### [Requirement]
Find every line below that contains the word "price" and copy it out.

### [Given information]

# # # # #

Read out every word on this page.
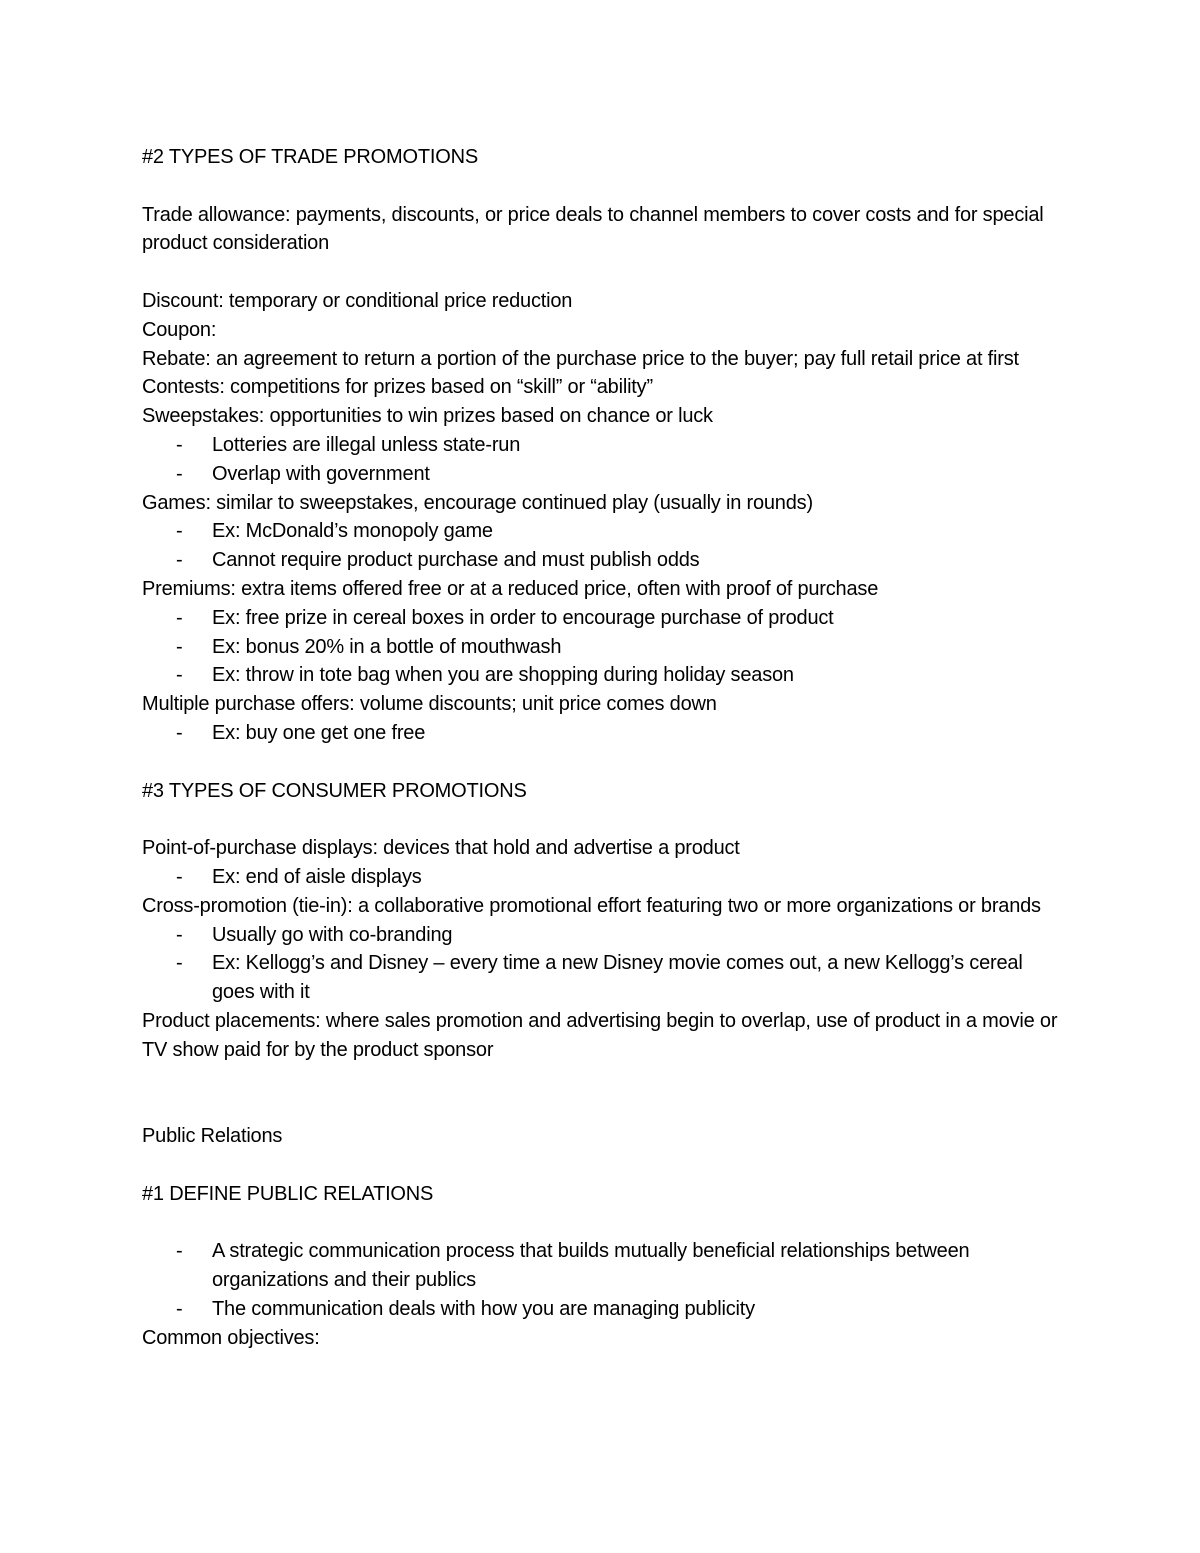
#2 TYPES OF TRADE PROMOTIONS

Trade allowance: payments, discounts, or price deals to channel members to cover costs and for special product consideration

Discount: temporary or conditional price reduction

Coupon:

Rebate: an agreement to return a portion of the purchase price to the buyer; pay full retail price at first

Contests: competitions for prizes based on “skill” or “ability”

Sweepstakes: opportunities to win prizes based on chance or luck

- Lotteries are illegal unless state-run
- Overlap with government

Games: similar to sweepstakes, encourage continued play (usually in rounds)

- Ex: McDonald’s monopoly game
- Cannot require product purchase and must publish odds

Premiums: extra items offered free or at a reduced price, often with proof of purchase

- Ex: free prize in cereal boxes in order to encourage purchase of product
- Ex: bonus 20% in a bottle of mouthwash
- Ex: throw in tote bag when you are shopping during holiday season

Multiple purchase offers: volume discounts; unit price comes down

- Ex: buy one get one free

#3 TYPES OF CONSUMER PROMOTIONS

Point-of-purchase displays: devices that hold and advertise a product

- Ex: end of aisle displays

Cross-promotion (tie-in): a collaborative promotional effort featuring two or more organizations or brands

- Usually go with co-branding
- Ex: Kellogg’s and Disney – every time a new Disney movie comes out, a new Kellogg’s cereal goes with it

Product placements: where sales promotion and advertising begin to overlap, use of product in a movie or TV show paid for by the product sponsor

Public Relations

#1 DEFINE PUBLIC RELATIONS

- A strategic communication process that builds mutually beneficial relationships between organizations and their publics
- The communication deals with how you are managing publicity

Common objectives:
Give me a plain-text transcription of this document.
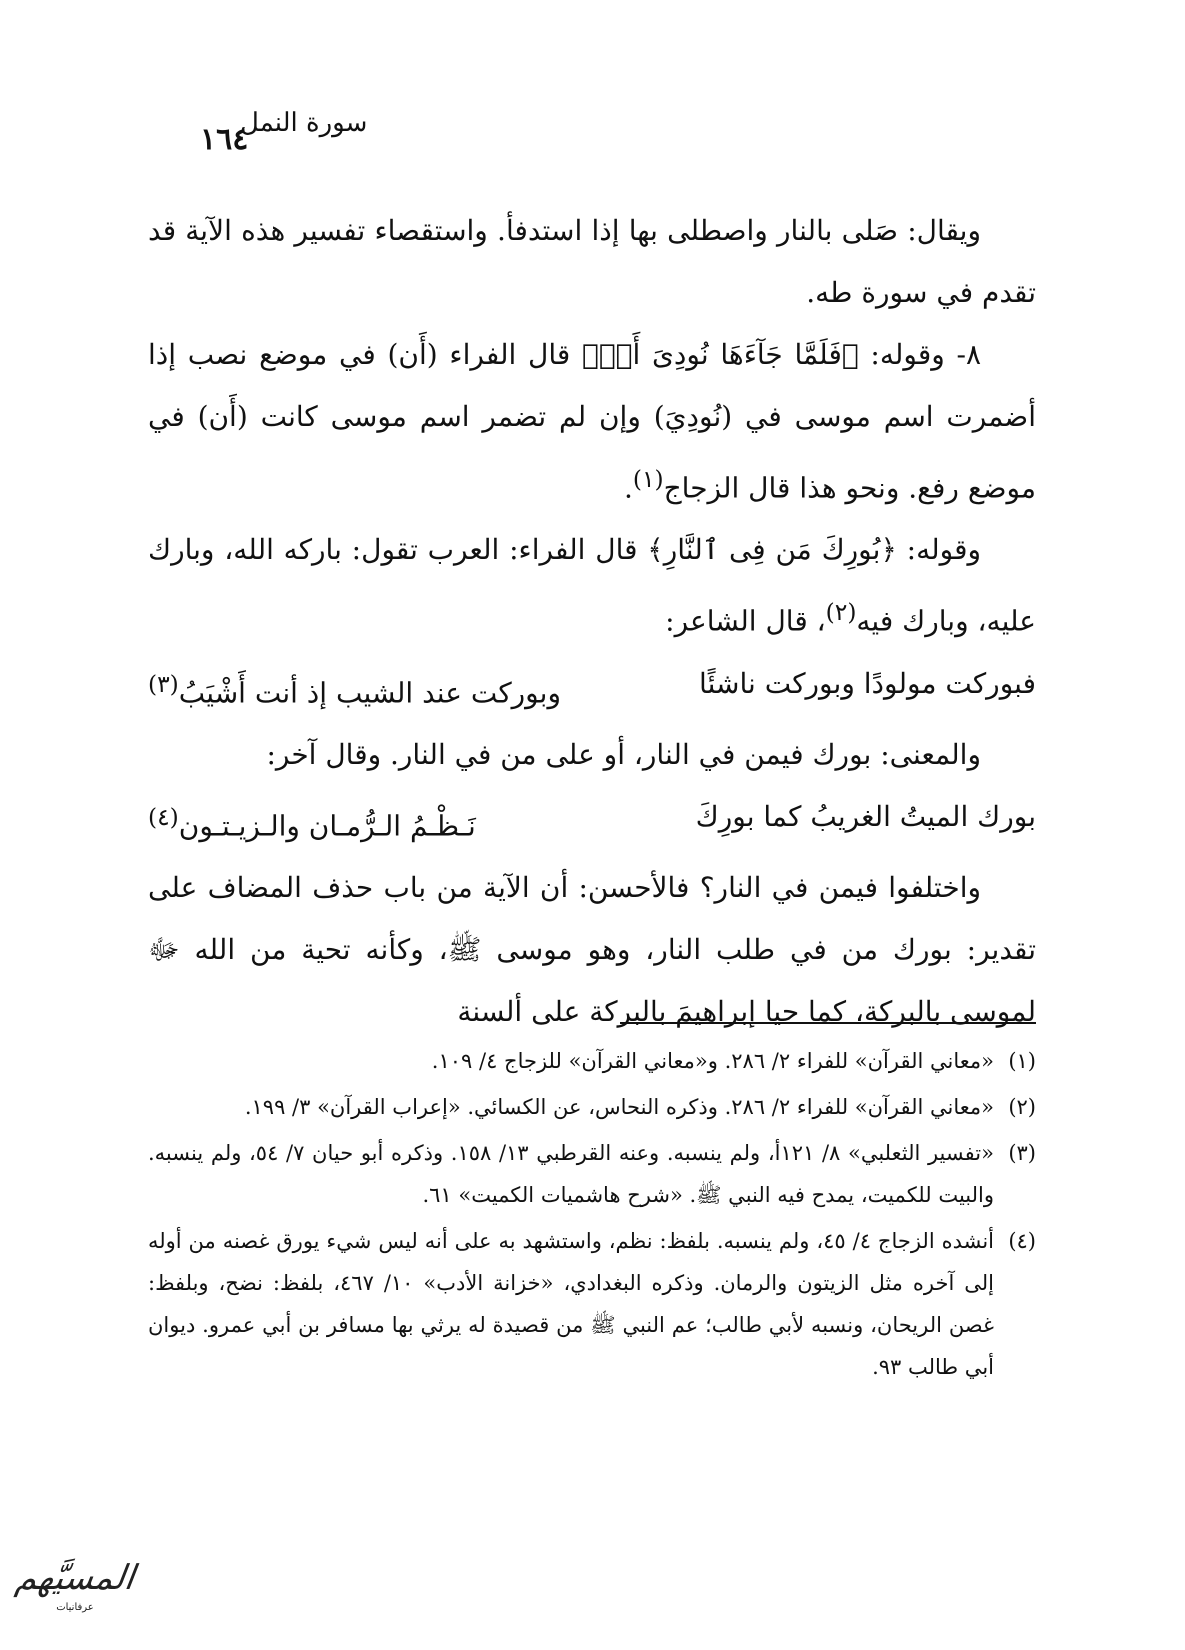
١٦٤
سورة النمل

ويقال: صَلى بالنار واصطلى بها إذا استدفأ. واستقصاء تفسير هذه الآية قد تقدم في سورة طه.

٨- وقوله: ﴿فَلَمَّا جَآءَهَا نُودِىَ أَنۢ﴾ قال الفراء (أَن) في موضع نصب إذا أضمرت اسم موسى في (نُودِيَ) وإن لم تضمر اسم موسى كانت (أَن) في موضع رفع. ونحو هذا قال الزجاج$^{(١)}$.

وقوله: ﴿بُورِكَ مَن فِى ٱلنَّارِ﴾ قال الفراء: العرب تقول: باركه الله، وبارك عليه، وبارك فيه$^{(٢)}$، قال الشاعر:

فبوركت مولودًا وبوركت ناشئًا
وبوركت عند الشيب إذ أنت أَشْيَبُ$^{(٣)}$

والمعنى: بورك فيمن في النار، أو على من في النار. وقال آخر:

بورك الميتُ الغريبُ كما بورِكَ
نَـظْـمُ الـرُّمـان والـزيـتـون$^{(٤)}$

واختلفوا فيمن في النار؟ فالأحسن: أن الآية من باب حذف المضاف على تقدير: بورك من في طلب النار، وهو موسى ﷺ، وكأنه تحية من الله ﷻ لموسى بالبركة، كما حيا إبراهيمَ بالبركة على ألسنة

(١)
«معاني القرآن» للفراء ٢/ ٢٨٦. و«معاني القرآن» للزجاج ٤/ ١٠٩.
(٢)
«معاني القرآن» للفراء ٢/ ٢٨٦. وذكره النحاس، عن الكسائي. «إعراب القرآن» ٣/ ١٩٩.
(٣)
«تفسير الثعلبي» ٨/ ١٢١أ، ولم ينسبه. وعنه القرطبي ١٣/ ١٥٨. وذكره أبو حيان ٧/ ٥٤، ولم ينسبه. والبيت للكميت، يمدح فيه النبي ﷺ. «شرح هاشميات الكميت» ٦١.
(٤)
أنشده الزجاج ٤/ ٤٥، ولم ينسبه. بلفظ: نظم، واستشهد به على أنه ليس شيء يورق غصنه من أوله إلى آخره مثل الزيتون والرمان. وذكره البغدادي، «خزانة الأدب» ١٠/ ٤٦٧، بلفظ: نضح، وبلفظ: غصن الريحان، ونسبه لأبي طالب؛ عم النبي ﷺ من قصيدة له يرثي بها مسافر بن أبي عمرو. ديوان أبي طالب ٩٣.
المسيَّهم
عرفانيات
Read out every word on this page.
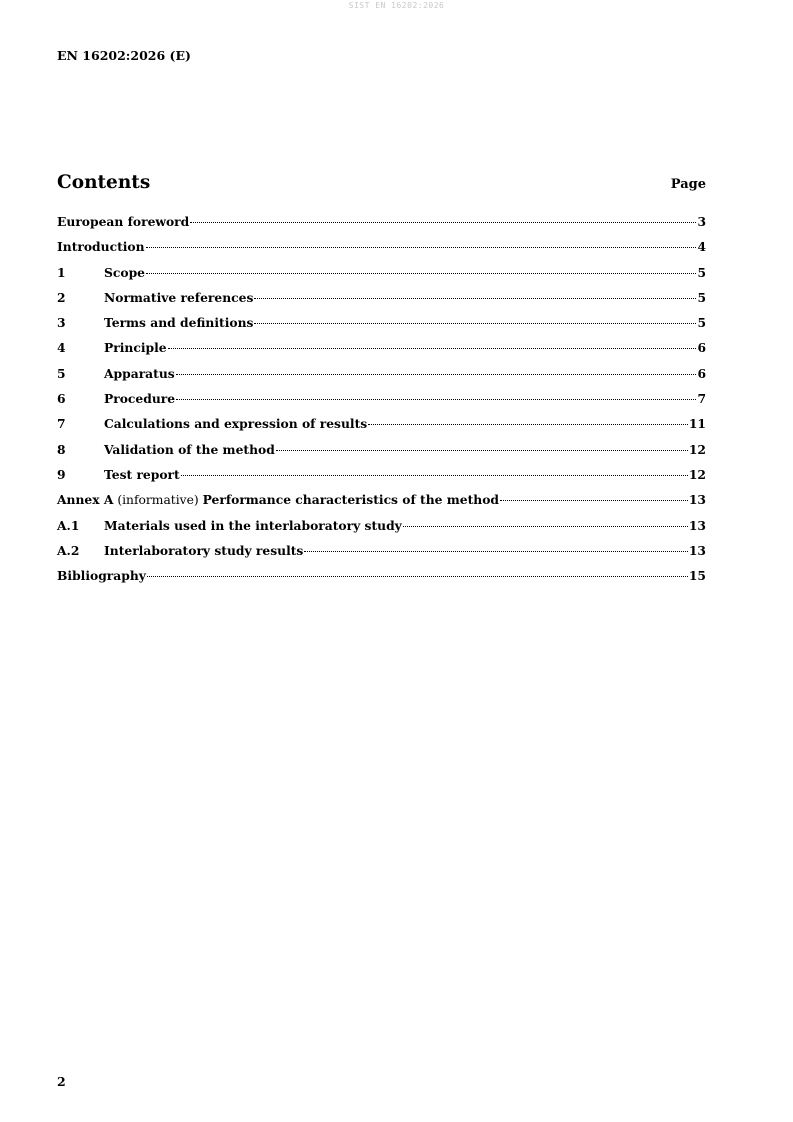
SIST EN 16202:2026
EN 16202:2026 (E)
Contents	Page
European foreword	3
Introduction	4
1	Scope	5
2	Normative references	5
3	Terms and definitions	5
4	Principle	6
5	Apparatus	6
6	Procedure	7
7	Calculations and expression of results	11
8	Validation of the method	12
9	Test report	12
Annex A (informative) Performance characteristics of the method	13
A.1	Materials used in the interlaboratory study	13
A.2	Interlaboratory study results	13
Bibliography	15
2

# # # # #

### [Exercise response]
Trade allowance: payments, discounts, or price deals to channel members to cover costs and for special product consideration
Discount: temporary or conditional price reduction
Rebate: an agreement to return a portion of the purchase price to the buyer; pay full retail price at first
Premiums: extra items offered free or at a reduced price, often with proof of purchase
Multiple purchase offers: volume discounts; unit price comes down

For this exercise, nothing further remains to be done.